What you will do
Select every line holding the word "JSON" and copy it.

+++

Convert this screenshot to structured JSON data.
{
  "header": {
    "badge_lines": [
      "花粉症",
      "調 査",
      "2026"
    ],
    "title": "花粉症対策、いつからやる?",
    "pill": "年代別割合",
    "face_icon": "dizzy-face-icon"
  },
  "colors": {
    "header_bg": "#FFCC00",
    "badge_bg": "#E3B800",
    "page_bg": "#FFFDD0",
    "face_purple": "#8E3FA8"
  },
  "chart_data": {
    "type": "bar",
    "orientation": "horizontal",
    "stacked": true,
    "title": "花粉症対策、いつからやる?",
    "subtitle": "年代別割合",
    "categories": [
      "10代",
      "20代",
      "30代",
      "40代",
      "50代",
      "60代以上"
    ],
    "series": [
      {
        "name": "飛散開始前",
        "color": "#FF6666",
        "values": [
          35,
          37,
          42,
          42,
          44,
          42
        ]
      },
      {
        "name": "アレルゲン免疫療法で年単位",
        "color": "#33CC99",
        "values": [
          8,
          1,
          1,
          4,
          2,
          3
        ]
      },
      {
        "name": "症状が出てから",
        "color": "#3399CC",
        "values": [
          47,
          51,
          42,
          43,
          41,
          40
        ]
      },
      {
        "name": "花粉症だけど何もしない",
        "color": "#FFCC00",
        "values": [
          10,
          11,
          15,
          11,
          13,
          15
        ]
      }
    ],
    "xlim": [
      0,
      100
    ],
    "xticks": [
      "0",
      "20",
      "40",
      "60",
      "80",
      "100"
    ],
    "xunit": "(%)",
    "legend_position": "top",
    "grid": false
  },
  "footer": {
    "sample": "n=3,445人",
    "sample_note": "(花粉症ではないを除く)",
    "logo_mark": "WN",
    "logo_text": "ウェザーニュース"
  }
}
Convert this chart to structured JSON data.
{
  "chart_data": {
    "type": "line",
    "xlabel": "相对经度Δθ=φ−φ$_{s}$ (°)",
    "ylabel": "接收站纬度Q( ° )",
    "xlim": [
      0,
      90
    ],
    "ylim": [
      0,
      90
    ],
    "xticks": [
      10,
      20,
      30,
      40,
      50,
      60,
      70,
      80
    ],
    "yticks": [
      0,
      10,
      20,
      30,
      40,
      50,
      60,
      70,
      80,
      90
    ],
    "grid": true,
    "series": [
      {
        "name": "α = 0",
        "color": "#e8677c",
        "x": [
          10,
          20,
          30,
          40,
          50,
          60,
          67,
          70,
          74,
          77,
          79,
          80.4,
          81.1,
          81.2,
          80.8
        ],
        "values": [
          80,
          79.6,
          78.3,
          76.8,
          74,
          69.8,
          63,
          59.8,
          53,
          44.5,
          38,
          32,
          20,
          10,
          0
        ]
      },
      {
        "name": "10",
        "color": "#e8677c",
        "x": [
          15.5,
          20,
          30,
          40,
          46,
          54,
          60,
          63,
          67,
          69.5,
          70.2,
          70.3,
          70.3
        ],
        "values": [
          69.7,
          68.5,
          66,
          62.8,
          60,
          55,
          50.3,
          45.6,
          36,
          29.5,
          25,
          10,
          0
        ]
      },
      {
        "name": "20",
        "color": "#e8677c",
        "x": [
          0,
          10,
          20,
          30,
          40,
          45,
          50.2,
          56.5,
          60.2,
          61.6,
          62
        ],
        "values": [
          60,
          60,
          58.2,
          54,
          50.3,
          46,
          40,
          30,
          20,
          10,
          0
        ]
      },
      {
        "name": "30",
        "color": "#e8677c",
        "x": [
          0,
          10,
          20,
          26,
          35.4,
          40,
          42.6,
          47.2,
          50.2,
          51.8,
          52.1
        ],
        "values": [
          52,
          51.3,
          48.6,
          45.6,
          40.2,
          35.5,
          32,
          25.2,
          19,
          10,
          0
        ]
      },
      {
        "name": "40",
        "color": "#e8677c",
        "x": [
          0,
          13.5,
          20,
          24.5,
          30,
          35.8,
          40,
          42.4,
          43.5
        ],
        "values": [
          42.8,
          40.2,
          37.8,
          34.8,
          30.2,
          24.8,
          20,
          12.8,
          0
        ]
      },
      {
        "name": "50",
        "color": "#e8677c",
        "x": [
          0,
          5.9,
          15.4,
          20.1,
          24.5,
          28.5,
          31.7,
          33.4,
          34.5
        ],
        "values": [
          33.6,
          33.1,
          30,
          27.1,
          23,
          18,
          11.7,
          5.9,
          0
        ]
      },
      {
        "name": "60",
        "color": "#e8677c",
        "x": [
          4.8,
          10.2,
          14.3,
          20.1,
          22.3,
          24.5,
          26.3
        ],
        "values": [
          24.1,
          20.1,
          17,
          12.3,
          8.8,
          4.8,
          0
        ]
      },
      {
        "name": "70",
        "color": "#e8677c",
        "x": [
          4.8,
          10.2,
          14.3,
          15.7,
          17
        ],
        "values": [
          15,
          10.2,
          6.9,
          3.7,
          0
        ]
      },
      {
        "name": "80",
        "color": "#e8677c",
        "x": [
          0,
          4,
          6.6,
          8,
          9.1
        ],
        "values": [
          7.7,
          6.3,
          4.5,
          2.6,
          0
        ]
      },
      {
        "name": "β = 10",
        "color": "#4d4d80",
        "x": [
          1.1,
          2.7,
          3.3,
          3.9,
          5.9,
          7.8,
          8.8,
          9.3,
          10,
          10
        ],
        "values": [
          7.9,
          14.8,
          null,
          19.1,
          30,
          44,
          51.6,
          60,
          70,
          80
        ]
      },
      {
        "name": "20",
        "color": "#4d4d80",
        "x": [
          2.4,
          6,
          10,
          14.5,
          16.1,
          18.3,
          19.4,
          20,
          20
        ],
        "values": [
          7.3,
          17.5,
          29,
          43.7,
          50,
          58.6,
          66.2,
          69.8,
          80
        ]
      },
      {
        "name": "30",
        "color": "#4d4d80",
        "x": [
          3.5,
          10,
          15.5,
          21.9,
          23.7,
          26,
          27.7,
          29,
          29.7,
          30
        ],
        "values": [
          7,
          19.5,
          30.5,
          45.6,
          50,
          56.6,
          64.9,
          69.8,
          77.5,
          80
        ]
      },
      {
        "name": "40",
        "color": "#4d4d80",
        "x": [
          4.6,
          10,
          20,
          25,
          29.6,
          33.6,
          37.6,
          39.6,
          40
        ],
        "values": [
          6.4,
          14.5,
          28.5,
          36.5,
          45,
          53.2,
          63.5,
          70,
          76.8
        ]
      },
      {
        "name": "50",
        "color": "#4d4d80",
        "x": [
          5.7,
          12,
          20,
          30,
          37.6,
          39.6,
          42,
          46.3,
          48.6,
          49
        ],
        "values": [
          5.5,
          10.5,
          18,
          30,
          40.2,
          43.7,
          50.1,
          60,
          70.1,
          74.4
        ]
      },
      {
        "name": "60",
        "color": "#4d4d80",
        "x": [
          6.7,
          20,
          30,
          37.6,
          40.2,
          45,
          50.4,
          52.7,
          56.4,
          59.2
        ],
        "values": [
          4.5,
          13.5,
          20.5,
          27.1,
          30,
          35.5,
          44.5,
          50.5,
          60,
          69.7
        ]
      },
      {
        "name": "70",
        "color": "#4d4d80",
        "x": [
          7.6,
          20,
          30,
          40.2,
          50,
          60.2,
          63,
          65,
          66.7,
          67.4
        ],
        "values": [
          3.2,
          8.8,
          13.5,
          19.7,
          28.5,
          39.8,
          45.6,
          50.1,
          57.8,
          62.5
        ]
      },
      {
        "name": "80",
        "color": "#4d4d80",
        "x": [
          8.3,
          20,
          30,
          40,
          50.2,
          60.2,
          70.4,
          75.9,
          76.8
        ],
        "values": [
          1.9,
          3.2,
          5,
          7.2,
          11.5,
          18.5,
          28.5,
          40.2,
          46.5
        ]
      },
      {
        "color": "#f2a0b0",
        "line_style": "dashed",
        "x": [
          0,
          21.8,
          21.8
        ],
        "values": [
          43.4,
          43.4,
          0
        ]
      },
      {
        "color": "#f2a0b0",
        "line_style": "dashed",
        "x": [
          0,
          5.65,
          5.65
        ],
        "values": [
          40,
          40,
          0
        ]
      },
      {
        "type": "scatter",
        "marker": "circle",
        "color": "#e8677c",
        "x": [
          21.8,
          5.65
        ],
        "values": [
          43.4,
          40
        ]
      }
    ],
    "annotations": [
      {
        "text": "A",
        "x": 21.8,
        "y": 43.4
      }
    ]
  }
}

+++

Result for this exercise
Convert this screenshot to structured JSON data.
Convert this chart to structured JSON data.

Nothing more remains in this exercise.